Stated goal:
Examine the entries and show every line in which the word "label" is found.

Task input:
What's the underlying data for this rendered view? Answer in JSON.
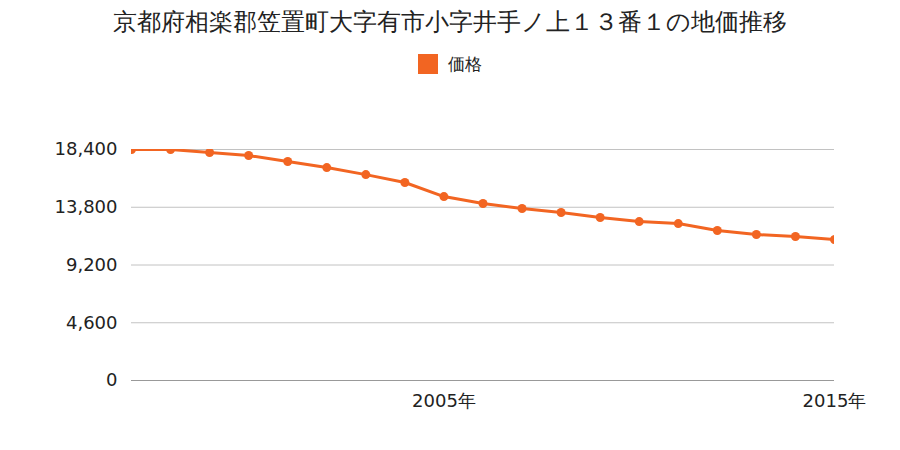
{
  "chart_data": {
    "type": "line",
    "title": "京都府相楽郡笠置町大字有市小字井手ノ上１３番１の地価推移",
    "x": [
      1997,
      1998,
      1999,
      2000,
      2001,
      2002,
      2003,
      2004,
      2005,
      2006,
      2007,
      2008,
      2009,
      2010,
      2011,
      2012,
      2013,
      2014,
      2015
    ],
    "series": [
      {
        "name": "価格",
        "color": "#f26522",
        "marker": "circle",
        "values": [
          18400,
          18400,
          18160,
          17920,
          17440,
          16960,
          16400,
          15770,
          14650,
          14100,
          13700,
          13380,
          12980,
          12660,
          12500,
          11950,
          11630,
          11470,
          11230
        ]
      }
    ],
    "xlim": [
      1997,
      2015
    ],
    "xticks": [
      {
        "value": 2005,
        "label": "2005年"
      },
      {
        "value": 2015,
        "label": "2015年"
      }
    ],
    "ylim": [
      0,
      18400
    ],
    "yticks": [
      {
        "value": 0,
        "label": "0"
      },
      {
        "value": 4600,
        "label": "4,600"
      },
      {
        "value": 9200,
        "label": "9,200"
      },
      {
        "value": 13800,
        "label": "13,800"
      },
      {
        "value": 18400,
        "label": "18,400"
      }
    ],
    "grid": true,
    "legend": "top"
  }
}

Answer:
        "label": "2005年"
        "label": "2015年"
        "label": "0"
        "label": "4,600"
        "label": "9,200"
        "label": "13,800"
        "label": "18,400"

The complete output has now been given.